──────── Supplied records

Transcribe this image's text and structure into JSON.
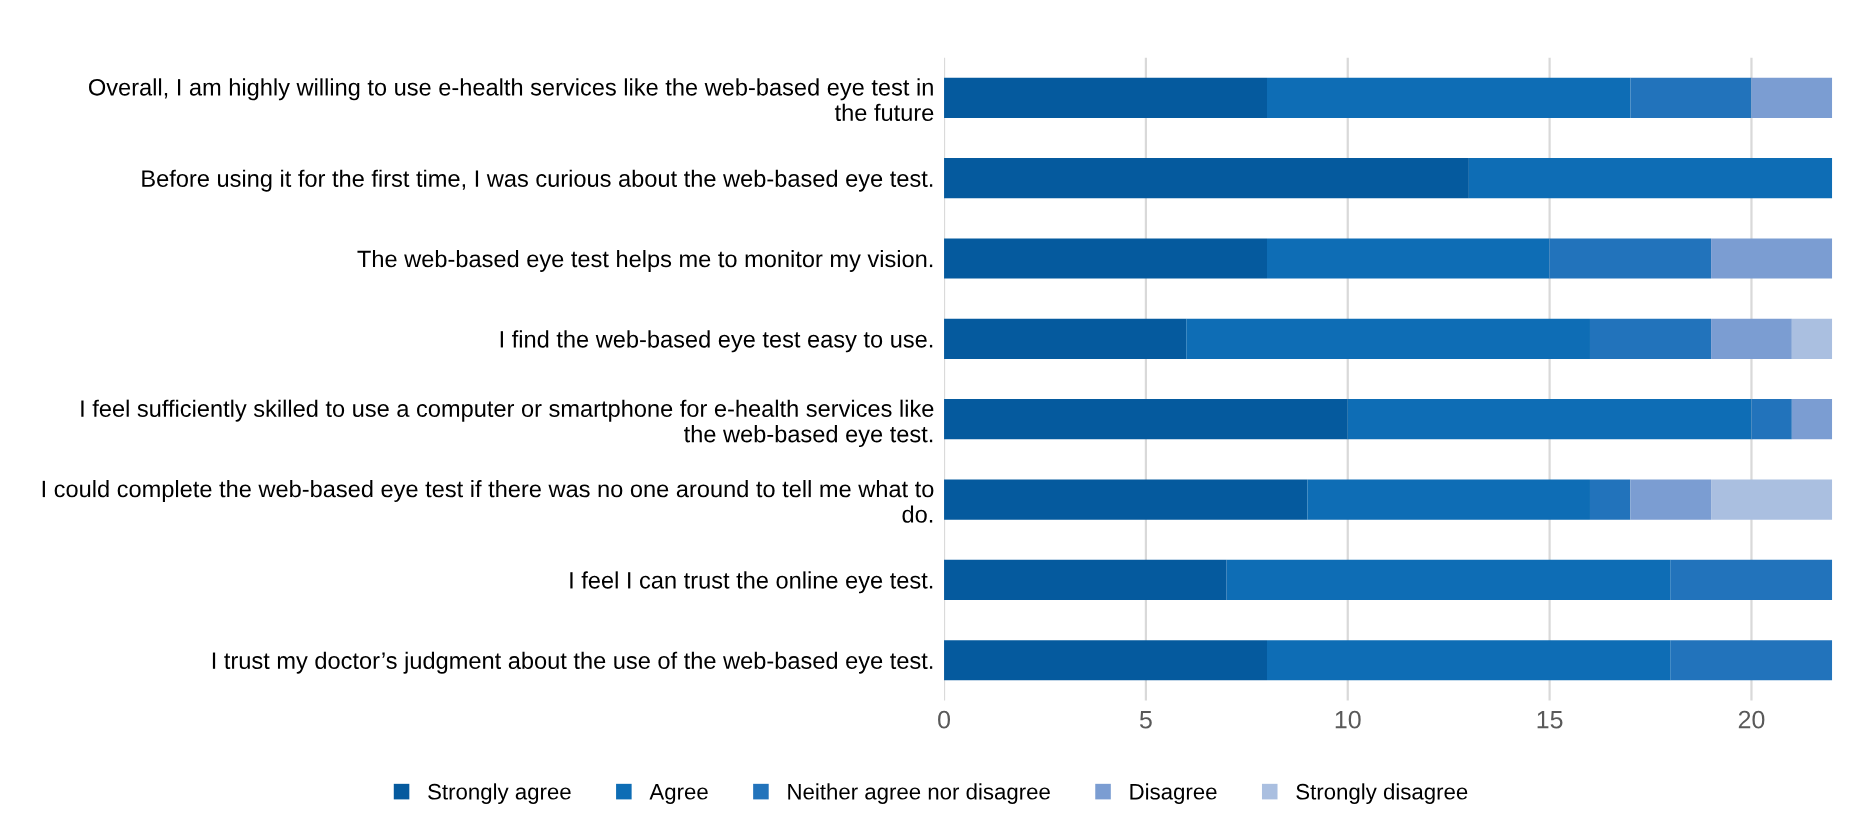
{
  "chart_data": {
    "type": "bar",
    "orientation": "horizontal",
    "stacked": true,
    "categories": [
      "Overall, I am highly willing to use e-health services like the web-based eye test in the future",
      "Before using it for the first time, I was curious about the web-based eye test.",
      "The web-based eye test helps me to monitor my vision.",
      "I find the web-based eye test easy to use.",
      "I feel sufficiently skilled to use a computer or smartphone for e-health services like the web-based eye test.",
      "I could complete the web-based eye test if there was no one around to tell me what to do.",
      "I feel I can trust the online eye test.",
      "I trust my doctor’s judgment about the use of the web-based eye test."
    ],
    "series": [
      {
        "name": "Strongly agree",
        "color": "#055a9e",
        "values": [
          8,
          13,
          8,
          6,
          10,
          9,
          7,
          8
        ]
      },
      {
        "name": "Agree",
        "color": "#0e6db5",
        "values": [
          9,
          9,
          7,
          10,
          10,
          7,
          11,
          10
        ]
      },
      {
        "name": "Neither agree nor disagree",
        "color": "#2273bb",
        "values": [
          3,
          0,
          4,
          3,
          1,
          1,
          4,
          4
        ]
      },
      {
        "name": "Disagree",
        "color": "#7b9dd2",
        "values": [
          2,
          0,
          3,
          2,
          1,
          2,
          0,
          0
        ]
      },
      {
        "name": "Strongly disagree",
        "color": "#aabfe0",
        "values": [
          0,
          0,
          0,
          1,
          0,
          3,
          0,
          0
        ]
      }
    ],
    "xlim": [
      0,
      22
    ],
    "xticks": [
      0,
      5,
      10,
      15,
      20
    ],
    "grid": "x",
    "legend": "bottom"
  }
}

────────────────

Given request: Go through the entries above and output them exactly, without pictures.

Solution to the exercise:
Transcribe this image's text and structure into JSON.
{
  "chart_data": {
    "type": "bar",
    "orientation": "horizontal",
    "stacked": true,
    "categories": [
      "Overall, I am highly willing to use e-health services like the web-based eye test in the future",
      "Before using it for the first time, I was curious about the web-based eye test.",
      "The web-based eye test helps me to monitor my vision.",
      "I find the web-based eye test easy to use.",
      "I feel sufficiently skilled to use a computer or smartphone for e-health services like the web-based eye test.",
      "I could complete the web-based eye test if there was no one around to tell me what to do.",
      "I feel I can trust the online eye test.",
      "I trust my doctor’s judgment about the use of the web-based eye test."
    ],
    "series": [
      {
        "name": "Strongly agree",
        "color": "#055a9e",
        "values": [
          8,
          13,
          8,
          6,
          10,
          9,
          7,
          8
        ]
      },
      {
        "name": "Agree",
        "color": "#0e6db5",
        "values": [
          9,
          9,
          7,
          10,
          10,
          7,
          11,
          10
        ]
      },
      {
        "name": "Neither agree nor disagree",
        "color": "#2273bb",
        "values": [
          3,
          0,
          4,
          3,
          1,
          1,
          4,
          4
        ]
      },
      {
        "name": "Disagree",
        "color": "#7b9dd2",
        "values": [
          2,
          0,
          3,
          2,
          1,
          2,
          0,
          0
        ]
      },
      {
        "name": "Strongly disagree",
        "color": "#aabfe0",
        "values": [
          0,
          0,
          0,
          1,
          0,
          3,
          0,
          0
        ]
      }
    ],
    "xlim": [
      0,
      22
    ],
    "xticks": [
      0,
      5,
      10,
      15,
      20
    ],
    "grid": "x",
    "legend": "bottom"
  }
}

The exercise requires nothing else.